◆ What you have to do ◆
Identify all lines in the data containing the string "فيها". Copy them out.

[Collected data entries]
● ● ● ●
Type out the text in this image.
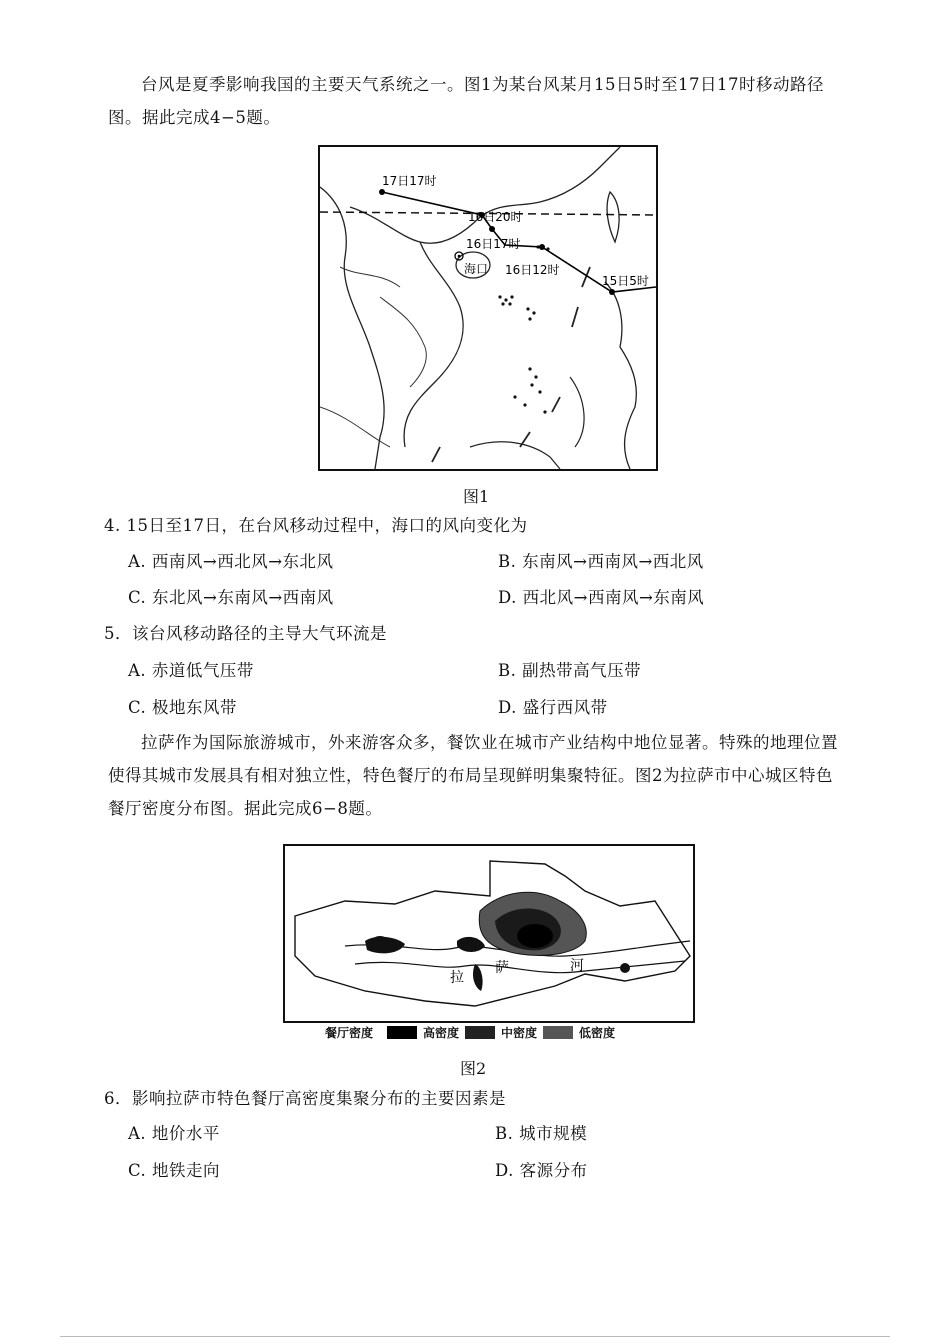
台风是夏季影响我国的主要天气系统之一。图1为某台风某月15日5时至17日17时移动路径图。据此完成4−5题。
17日17时
16日20时
16日17时
16日12时
15日5时
海口
图1
4. 15日至17日，在台风移动过程中，海口的风向变化为
A. 西南风→西北风→东北风	B. 东南风→西南风→西北风
C. 东北风→东南风→西南风	D. 西北风→西南风→东南风
5．该台风移动路径的主导大气环流是
A. 赤道低气压带	B. 副热带高气压带
C. 极地东风带	D. 盛行西风带
拉萨作为国际旅游城市，外来游客众多，餐饮业在城市产业结构中地位显著。特殊的地理位置使得其城市发展具有相对独立性，特色餐厅的布局呈现鲜明集聚特征。图2为拉萨市中心城区特色餐厅密度分布图。据此完成6−8题。
拉
萨	河
餐厅密度	高密度	中密度	低密度
图2
6．影响拉萨市特色餐厅高密度集聚分布的主要因素是
A. 地价水平	B. 城市规模
C. 地铁走向	D. 客源分布
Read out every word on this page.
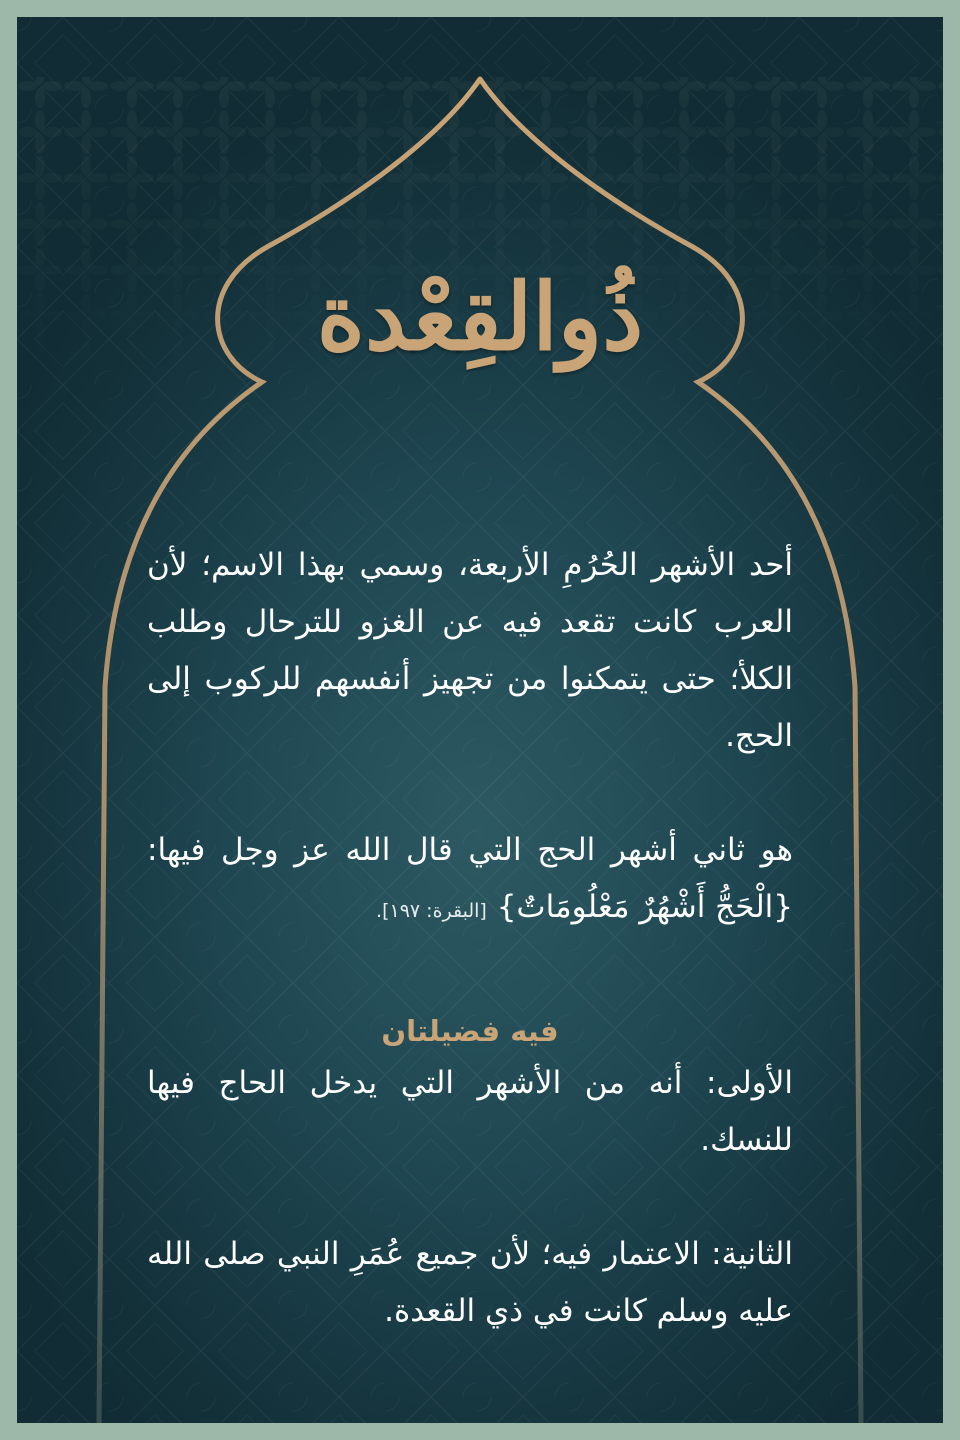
ذُوالقِعْدة

أحد الأشهر الحُرُمِ الأربعة، وسمي بهذا الاسم؛ لأن العرب كانت تقعد فيه عن الغزو للترحال وطلب الكلأ؛ حتى يتمكنوا من تجهيز أنفسهم للركوب إلى الحج.

هو ثاني أشهر الحج التي قال الله عز وجل فيها: {الْحَجُّ أَشْهُرٌ مَعْلُومَاتٌ} [البقرة: ١٩٧].

فيه فضيلتان

الأولى: أنه من الأشهر التي يدخل الحاج فيها للنسك.

الثانية: الاعتمار فيه؛ لأن جميع عُمَرِ النبي صلى الله عليه وسلم كانت في ذي القعدة.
● ● ● ●
◆ The completed task ◆
هو ثاني أشهر الحج التي قال الله عز وجل فيها: {الْحَجُّ أَشْهُرٌ مَعْلُومَاتٌ} [البقرة: ١٩٧].
الأولى: أنه من الأشهر التي يدخل الحاج فيها للنسك.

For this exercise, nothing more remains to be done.